=== What the task asks ===
Please edit the items from the line that has "222, 520, 243]" through the line that has "153, 551, 401]", swapping "table-cell" for "data-cell" and leaving everything else unchanged.

=== Supplied records ===

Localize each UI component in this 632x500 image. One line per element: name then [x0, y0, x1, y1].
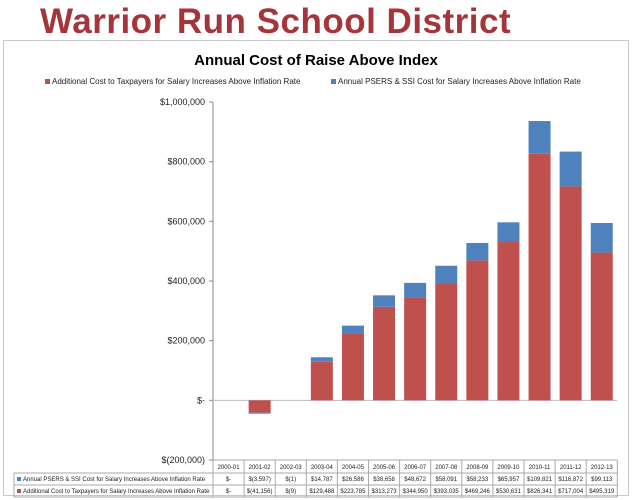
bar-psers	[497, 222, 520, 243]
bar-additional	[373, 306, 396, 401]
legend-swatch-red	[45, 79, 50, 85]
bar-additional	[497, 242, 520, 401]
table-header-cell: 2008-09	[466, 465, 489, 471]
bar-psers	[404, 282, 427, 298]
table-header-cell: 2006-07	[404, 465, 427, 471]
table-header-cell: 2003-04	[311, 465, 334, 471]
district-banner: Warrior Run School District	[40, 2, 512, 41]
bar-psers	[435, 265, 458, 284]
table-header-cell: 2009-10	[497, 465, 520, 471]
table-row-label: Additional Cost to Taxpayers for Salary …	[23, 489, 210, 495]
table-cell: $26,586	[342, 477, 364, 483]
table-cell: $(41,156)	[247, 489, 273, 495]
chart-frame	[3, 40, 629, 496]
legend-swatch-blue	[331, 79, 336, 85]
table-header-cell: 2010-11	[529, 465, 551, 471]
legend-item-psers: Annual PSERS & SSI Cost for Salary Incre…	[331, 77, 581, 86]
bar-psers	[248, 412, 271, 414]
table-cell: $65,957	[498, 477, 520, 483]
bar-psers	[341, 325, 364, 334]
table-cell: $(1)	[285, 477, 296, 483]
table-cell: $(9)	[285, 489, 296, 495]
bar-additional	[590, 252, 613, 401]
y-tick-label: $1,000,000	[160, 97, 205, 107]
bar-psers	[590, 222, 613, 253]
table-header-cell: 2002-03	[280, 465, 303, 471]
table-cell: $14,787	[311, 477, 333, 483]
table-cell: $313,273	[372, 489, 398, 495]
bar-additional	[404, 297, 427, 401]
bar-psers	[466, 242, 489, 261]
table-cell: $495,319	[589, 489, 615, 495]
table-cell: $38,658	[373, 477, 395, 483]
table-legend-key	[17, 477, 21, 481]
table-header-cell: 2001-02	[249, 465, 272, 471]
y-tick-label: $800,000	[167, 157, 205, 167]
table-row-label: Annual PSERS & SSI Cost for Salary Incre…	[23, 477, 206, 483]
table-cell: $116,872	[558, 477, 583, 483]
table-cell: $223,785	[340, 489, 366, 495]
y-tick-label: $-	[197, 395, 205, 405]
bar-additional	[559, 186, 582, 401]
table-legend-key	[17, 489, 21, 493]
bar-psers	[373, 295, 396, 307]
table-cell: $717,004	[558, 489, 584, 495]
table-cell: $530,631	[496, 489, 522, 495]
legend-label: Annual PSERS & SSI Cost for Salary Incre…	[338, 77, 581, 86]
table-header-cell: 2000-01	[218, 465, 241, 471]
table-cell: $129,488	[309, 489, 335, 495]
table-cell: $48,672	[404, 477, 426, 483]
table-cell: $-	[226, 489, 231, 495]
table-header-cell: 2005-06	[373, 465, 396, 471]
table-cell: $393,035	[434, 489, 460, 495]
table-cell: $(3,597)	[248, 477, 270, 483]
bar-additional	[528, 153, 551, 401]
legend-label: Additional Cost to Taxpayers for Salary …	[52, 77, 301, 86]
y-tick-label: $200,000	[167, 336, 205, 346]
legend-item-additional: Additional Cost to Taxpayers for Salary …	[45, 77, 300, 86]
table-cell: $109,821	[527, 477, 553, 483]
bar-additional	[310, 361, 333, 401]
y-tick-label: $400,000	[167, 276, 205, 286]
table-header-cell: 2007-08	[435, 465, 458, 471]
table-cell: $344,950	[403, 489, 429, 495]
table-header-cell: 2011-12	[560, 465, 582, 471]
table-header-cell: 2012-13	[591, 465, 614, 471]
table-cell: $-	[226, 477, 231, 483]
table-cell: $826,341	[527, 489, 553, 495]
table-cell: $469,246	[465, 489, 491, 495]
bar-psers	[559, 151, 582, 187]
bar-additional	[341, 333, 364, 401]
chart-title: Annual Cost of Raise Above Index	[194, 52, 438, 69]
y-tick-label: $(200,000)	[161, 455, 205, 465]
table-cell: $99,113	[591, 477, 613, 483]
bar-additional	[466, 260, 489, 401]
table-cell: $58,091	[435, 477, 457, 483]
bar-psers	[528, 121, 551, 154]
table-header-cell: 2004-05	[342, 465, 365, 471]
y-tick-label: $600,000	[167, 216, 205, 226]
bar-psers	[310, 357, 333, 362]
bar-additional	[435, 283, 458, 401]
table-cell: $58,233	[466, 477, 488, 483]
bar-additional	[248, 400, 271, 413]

=== Solution ===
bar-psers	[497, 222, 520, 243]
bar-additional	[373, 306, 396, 401]
legend-swatch-red	[45, 79, 50, 85]
bar-additional	[497, 242, 520, 401]
table-header-cell: 2008-09	[466, 465, 489, 471]
bar-psers	[404, 282, 427, 298]
table-header-cell: 2006-07	[404, 465, 427, 471]
table-header-cell: 2003-04	[311, 465, 334, 471]
district-banner: Warrior Run School District	[40, 2, 512, 41]
bar-psers	[435, 265, 458, 284]
table-header-cell: 2009-10	[497, 465, 520, 471]
table-row-label: Additional Cost to Taxpayers for Salary …	[23, 489, 210, 495]
data-cell: $26,586	[342, 477, 364, 483]
data-cell: $(41,156)	[247, 489, 273, 495]
chart-frame	[3, 40, 629, 496]
legend-swatch-blue	[331, 79, 336, 85]
table-header-cell: 2010-11	[529, 465, 551, 471]
legend-item-psers: Annual PSERS & SSI Cost for Salary Incre…	[331, 77, 581, 86]
bar-psers	[248, 412, 271, 414]
data-cell: $65,957	[498, 477, 520, 483]
bar-psers	[341, 325, 364, 334]
data-cell: $(1)	[285, 477, 296, 483]
data-cell: $(9)	[285, 489, 296, 495]
bar-additional	[590, 252, 613, 401]
y-tick-label: $1,000,000	[160, 97, 205, 107]
bar-psers	[590, 222, 613, 253]
table-header-cell: 2002-03	[280, 465, 303, 471]
data-cell: $14,787	[311, 477, 333, 483]
data-cell: $313,273	[372, 489, 398, 495]
bar-additional	[404, 297, 427, 401]
bar-psers	[466, 242, 489, 261]
data-cell: $495,319	[589, 489, 615, 495]
data-cell: $38,658	[373, 477, 395, 483]
table-legend-key	[17, 477, 21, 481]
table-header-cell: 2001-02	[249, 465, 272, 471]
y-tick-label: $800,000	[167, 157, 205, 167]
table-row-label: Annual PSERS & SSI Cost for Salary Incre…	[23, 477, 206, 483]
data-cell: $116,872	[558, 477, 583, 483]
data-cell: $223,785	[340, 489, 366, 495]
y-tick-label: $-	[197, 395, 205, 405]
bar-additional	[559, 186, 582, 401]
table-legend-key	[17, 489, 21, 493]
bar-psers	[373, 295, 396, 307]
data-cell: $717,004	[558, 489, 584, 495]
data-cell: $530,631	[496, 489, 522, 495]
legend-label: Annual PSERS & SSI Cost for Salary Incre…	[338, 77, 581, 86]
table-header-cell: 2000-01	[218, 465, 241, 471]
data-cell: $129,488	[309, 489, 335, 495]
data-cell: $48,672	[404, 477, 426, 483]
data-cell: $-	[226, 489, 231, 495]
table-header-cell: 2005-06	[373, 465, 396, 471]
data-cell: $393,035	[434, 489, 460, 495]
data-cell: $(3,597)	[248, 477, 270, 483]
bar-additional	[528, 153, 551, 401]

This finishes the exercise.